▸ **WHAT NEEDS TO BE DONE**: Output the material beneath this task exactly, images excluded.

▸ **RECORDS FOR PROCESSING**:
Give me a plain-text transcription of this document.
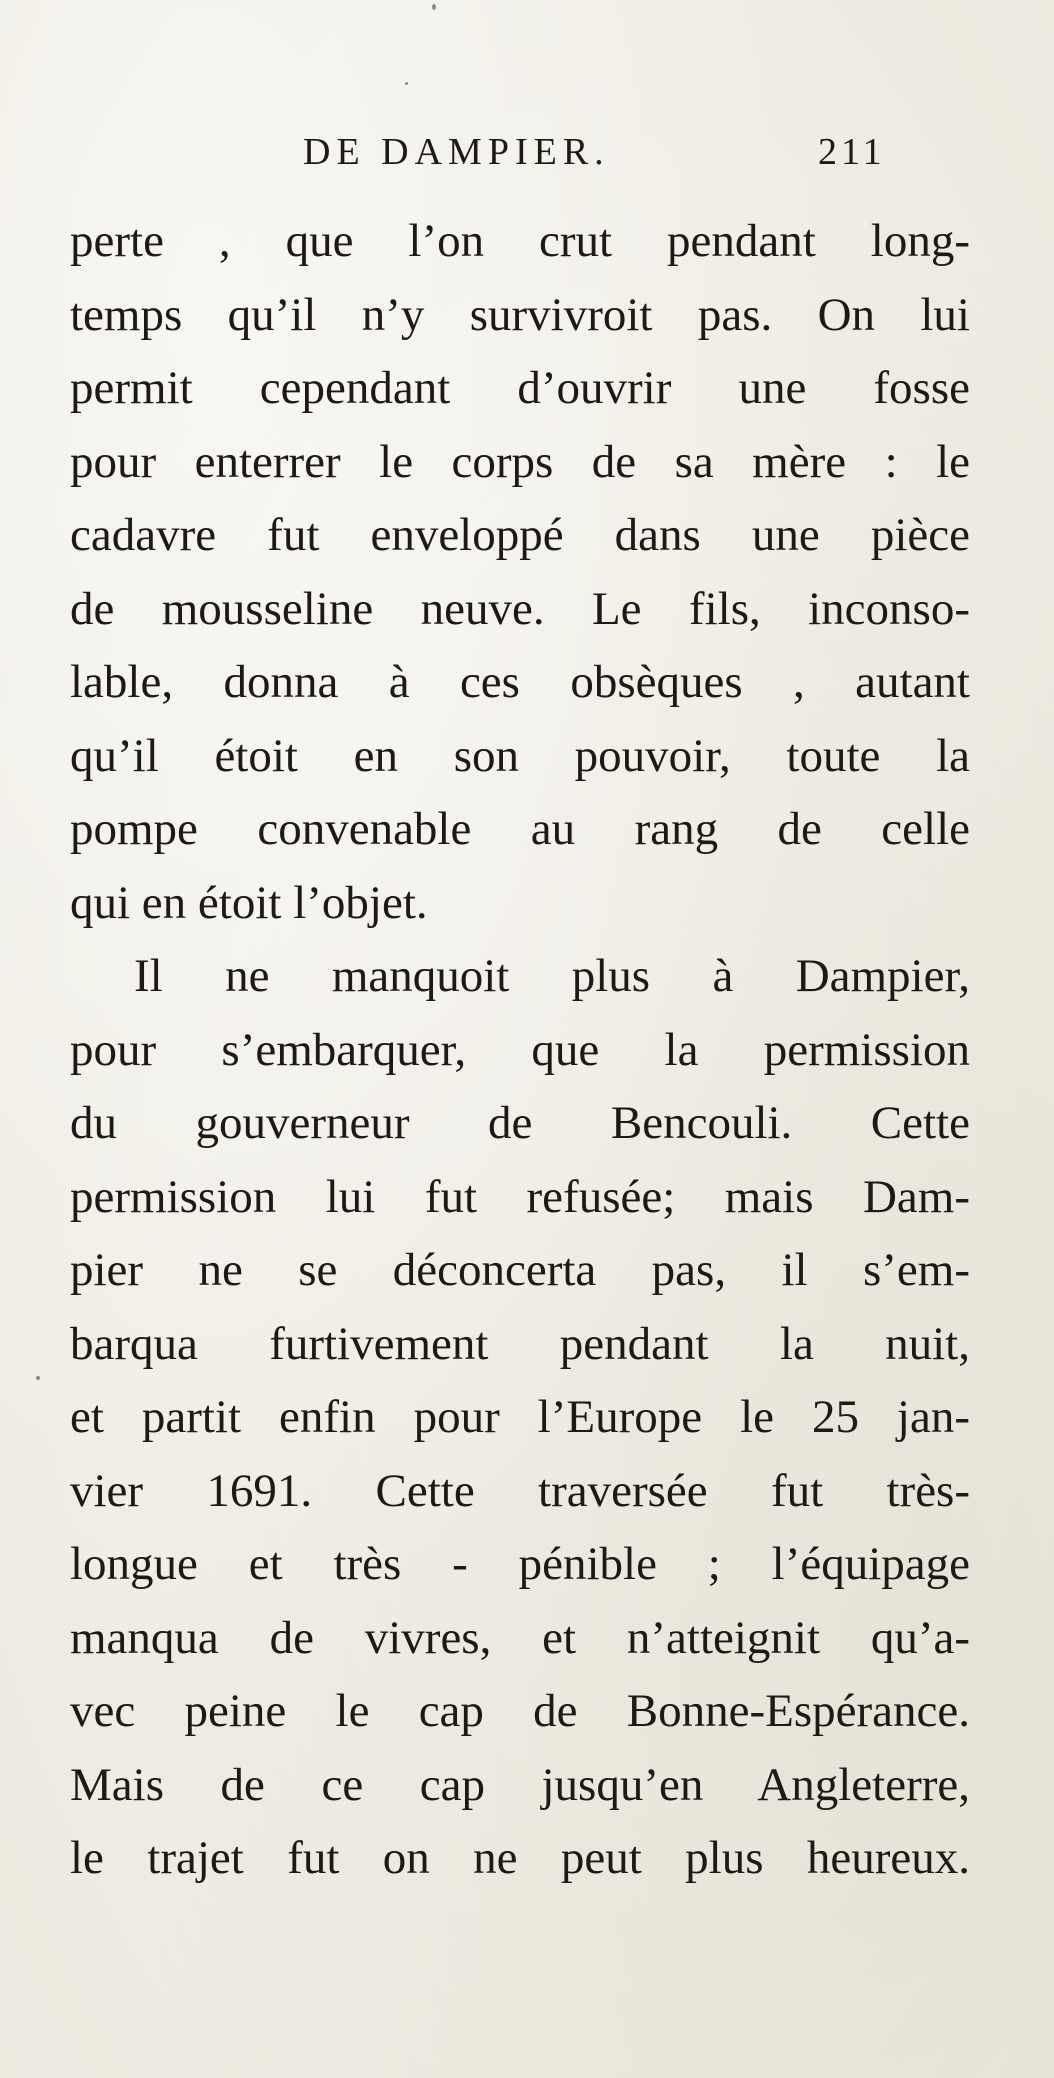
DE DAMPIER.	211
perte , que l’on crut pendant long-
temps qu’il n’y survivroit pas. On lui
permit cependant d’ouvrir une fosse
pour enterrer le corps de sa mère : le
cadavre fut enveloppé dans une pièce
de mousseline neuve. Le fils, inconso-
lable, donna à ces obsèques , autant
qu’il étoit en son pouvoir, toute la
pompe convenable au rang de celle
qui en étoit l’objet.
Il ne manquoit plus à Dampier,
pour s’embarquer, que la permission
du gouverneur de Bencouli. Cette
permission lui fut refusée; mais Dam-
pier ne se déconcerta pas, il s’em-
barqua furtivement pendant la nuit,
et partit enfin pour l’Europe le 25 jan-
vier 1691. Cette traversée fut très-
longue et très - pénible ; l’équipage
manqua de vivres, et n’atteignit qu’a-
vec peine le cap de Bonne-Espérance.
Mais de ce cap jusqu’en Angleterre,
le trajet fut on ne peut plus heureux.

▸ **EXERCISE SOLUTION**:
Give me a plain-text transcription of this document.
DE DAMPIER.	211
perte , que l’on crut pendant long-
temps qu’il n’y survivroit pas. On lui
permit cependant d’ouvrir une fosse
pour enterrer le corps de sa mère : le
cadavre fut enveloppé dans une pièce
de mousseline neuve. Le fils, inconso-
lable, donna à ces obsèques , autant
qu’il étoit en son pouvoir, toute la
pompe convenable au rang de celle
qui en étoit l’objet.
Il ne manquoit plus à Dampier,
pour s’embarquer, que la permission
du gouverneur de Bencouli. Cette
permission lui fut refusée; mais Dam-
pier ne se déconcerta pas, il s’em-
barqua furtivement pendant la nuit,
et partit enfin pour l’Europe le 25 jan-
vier 1691. Cette traversée fut très-
longue et très - pénible ; l’équipage
manqua de vivres, et n’atteignit qu’a-
vec peine le cap de Bonne-Espérance.
Mais de ce cap jusqu’en Angleterre,
le trajet fut on ne peut plus heureux.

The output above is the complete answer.